## Available records
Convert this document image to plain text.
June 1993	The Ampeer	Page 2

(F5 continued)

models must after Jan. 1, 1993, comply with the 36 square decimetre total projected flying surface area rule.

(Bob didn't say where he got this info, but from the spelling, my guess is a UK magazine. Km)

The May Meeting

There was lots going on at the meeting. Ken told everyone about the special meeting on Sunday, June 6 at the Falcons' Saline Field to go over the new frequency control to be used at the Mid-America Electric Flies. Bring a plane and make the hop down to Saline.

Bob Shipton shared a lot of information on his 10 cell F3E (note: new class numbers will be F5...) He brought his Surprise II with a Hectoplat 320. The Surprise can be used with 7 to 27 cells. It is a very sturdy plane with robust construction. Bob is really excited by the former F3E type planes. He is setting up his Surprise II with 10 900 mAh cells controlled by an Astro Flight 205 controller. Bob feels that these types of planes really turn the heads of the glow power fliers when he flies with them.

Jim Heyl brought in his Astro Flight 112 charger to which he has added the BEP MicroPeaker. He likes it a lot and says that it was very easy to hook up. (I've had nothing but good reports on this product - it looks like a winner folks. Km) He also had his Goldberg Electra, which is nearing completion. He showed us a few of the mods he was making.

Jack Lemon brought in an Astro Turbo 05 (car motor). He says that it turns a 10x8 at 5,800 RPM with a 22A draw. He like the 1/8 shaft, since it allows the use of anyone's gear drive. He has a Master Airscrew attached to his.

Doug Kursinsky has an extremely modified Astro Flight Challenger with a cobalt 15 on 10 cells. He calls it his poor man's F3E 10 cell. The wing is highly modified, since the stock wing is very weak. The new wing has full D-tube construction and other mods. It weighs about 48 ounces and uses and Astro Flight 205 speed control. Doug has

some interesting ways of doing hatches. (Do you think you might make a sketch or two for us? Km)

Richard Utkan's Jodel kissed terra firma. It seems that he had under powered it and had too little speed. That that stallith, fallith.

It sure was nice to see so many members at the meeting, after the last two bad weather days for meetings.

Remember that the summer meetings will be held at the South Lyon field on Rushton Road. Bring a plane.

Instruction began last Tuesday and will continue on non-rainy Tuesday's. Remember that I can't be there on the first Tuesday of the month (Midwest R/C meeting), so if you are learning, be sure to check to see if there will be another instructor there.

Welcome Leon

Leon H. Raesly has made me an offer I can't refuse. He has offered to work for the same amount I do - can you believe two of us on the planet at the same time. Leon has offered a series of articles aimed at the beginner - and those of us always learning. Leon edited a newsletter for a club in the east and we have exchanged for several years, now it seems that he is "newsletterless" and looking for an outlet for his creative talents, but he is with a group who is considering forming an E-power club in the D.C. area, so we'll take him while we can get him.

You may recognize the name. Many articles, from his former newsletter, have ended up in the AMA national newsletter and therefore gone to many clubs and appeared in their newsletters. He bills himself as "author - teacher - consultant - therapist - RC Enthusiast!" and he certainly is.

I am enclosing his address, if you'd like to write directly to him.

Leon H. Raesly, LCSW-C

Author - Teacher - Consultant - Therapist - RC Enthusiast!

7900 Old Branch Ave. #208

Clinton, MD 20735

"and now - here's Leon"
* * *
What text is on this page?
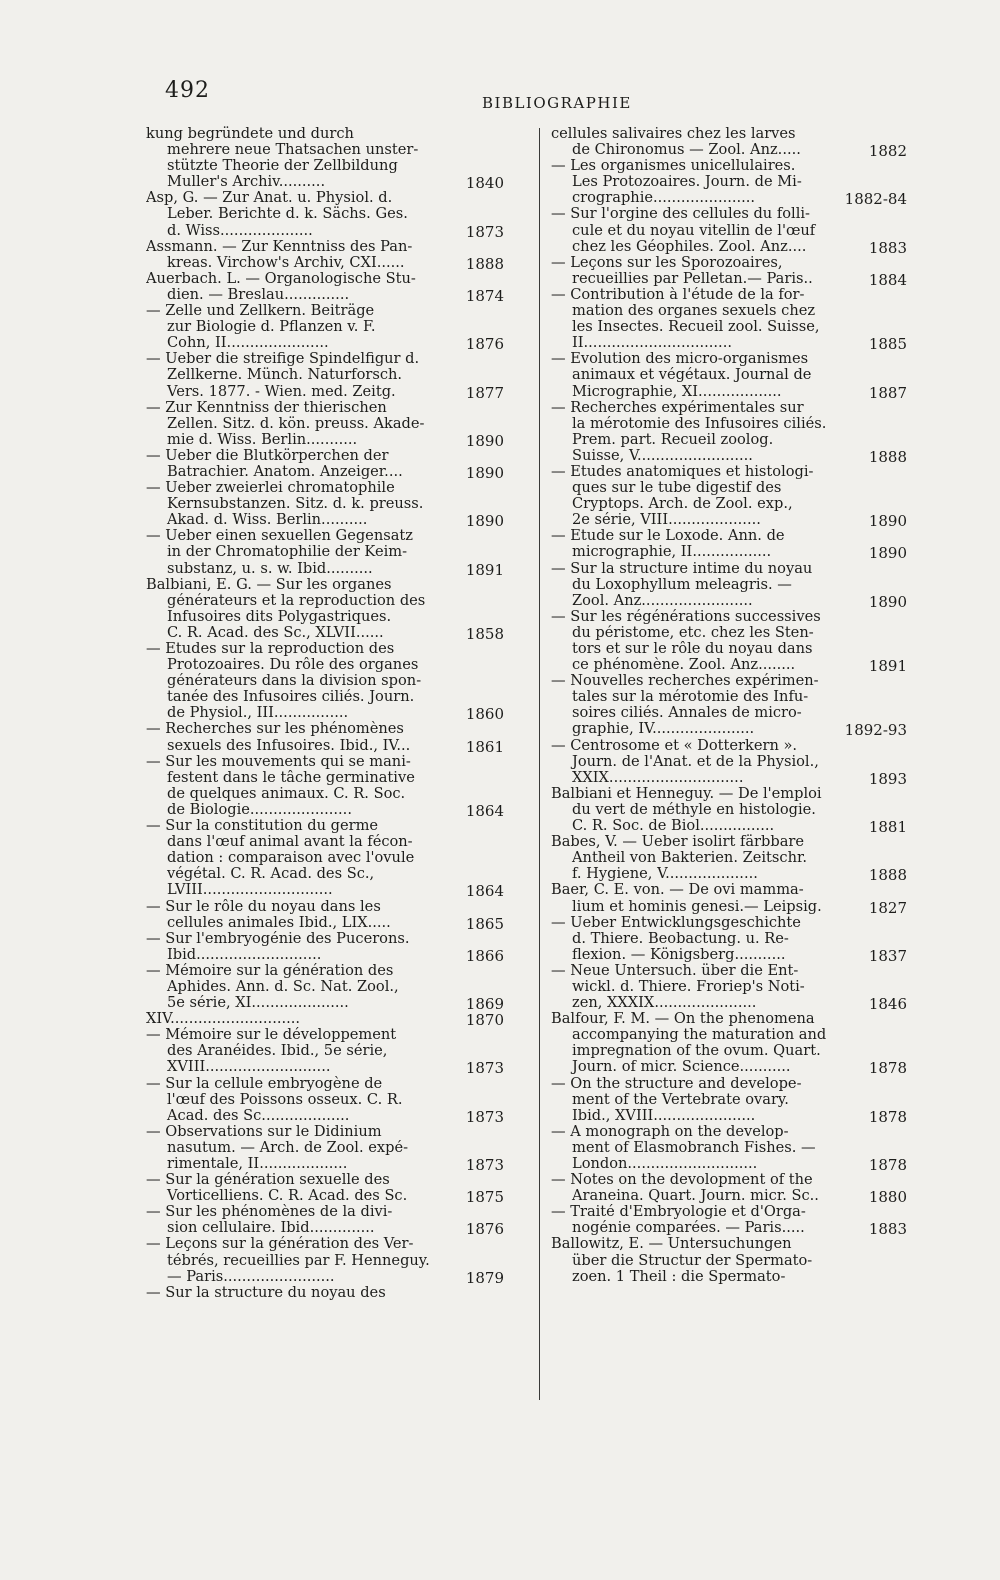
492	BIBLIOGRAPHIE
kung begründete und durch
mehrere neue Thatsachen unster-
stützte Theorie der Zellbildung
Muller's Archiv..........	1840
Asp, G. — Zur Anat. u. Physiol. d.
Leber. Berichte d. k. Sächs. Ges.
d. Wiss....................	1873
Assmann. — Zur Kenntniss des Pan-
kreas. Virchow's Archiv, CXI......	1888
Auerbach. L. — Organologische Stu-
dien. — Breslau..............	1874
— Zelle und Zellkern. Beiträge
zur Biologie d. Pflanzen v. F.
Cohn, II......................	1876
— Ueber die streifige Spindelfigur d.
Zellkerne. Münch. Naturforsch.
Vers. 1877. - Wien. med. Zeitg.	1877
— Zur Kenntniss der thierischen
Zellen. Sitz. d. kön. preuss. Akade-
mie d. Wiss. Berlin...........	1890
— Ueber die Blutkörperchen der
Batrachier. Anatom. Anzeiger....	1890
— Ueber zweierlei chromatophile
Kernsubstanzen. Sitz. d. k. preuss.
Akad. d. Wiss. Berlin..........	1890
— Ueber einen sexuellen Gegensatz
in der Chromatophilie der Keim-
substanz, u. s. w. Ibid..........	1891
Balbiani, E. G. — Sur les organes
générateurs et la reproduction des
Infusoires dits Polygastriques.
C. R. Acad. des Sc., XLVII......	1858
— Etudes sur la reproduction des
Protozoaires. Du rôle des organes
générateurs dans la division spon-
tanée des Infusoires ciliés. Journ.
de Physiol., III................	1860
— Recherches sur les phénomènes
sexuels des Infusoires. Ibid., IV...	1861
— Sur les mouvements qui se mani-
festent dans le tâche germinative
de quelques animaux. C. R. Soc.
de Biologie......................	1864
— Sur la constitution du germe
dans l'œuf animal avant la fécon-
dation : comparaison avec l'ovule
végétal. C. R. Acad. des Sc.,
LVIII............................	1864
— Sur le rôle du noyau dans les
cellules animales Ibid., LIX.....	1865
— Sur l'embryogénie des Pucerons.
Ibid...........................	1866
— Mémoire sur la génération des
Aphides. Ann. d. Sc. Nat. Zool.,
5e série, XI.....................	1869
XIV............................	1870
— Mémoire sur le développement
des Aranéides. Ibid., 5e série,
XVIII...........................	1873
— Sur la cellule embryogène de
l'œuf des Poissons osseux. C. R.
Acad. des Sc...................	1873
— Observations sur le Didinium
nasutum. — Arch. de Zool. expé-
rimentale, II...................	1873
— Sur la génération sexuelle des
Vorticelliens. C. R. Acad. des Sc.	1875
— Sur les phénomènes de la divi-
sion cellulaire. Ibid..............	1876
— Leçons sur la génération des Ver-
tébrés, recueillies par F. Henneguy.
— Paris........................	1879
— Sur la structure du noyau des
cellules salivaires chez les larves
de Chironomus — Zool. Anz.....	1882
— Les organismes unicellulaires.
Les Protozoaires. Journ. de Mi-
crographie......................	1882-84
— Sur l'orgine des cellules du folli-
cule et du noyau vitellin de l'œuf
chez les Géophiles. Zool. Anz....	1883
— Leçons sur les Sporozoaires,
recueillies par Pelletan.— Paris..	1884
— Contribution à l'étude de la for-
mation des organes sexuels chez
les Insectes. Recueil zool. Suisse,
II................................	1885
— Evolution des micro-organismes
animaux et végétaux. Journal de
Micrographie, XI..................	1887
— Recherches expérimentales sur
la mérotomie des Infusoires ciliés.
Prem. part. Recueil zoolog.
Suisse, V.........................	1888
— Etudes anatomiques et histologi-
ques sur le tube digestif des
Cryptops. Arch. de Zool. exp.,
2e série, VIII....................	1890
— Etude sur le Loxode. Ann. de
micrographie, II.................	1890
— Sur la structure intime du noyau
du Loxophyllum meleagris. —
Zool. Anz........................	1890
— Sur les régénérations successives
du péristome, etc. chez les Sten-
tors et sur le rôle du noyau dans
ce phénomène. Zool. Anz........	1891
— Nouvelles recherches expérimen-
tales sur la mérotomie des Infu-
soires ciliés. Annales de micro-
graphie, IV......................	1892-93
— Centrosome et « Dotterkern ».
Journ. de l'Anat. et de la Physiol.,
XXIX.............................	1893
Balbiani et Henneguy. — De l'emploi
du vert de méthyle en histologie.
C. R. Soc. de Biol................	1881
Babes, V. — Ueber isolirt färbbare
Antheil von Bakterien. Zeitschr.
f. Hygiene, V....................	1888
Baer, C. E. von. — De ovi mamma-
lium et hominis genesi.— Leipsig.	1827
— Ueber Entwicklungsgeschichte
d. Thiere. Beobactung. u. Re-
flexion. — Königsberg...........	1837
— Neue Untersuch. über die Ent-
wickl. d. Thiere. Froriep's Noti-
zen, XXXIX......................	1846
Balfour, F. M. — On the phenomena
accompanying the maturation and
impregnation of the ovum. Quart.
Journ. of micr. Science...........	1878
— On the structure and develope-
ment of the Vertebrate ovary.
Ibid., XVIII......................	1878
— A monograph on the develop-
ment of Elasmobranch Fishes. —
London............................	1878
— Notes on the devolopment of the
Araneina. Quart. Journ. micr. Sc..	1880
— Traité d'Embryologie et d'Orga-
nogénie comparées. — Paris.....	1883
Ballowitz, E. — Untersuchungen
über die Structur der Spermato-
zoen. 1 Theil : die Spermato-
...
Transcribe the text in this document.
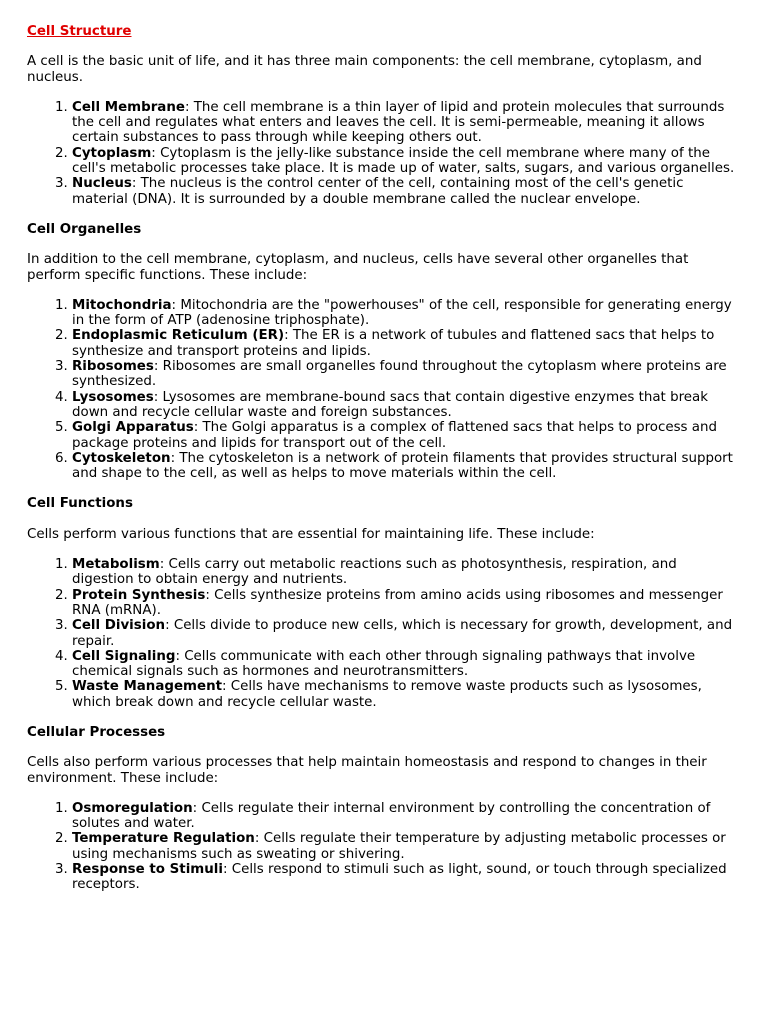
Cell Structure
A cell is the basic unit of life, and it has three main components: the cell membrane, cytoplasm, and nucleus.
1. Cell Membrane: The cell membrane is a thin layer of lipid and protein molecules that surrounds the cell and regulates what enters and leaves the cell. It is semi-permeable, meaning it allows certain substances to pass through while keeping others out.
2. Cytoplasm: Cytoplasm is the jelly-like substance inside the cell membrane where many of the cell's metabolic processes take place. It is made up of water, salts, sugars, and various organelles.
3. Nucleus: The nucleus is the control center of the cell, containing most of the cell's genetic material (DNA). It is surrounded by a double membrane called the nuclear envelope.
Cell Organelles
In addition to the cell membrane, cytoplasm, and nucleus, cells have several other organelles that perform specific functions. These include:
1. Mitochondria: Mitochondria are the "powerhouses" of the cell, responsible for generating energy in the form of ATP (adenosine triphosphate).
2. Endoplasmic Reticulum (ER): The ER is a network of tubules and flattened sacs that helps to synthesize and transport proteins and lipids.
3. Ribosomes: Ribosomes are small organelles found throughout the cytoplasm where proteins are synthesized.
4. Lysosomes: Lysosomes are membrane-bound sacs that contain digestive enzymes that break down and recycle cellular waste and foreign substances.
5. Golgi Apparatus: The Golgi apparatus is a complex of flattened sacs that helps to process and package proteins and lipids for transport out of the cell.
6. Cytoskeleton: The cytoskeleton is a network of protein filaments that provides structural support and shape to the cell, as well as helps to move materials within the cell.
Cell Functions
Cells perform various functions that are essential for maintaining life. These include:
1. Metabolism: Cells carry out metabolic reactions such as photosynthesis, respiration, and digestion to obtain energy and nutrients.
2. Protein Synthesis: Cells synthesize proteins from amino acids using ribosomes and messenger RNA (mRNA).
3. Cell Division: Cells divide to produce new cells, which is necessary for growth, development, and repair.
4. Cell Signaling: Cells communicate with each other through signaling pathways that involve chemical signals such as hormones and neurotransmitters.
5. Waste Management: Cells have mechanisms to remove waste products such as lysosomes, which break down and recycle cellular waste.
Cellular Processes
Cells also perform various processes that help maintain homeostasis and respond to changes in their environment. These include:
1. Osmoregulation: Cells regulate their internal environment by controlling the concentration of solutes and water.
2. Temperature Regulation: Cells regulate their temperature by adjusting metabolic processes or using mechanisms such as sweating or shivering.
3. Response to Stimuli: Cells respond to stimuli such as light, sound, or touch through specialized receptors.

## Task statement
Your answer should be one number: the count of lines in the data above that include the word "générateurs".

## Result
2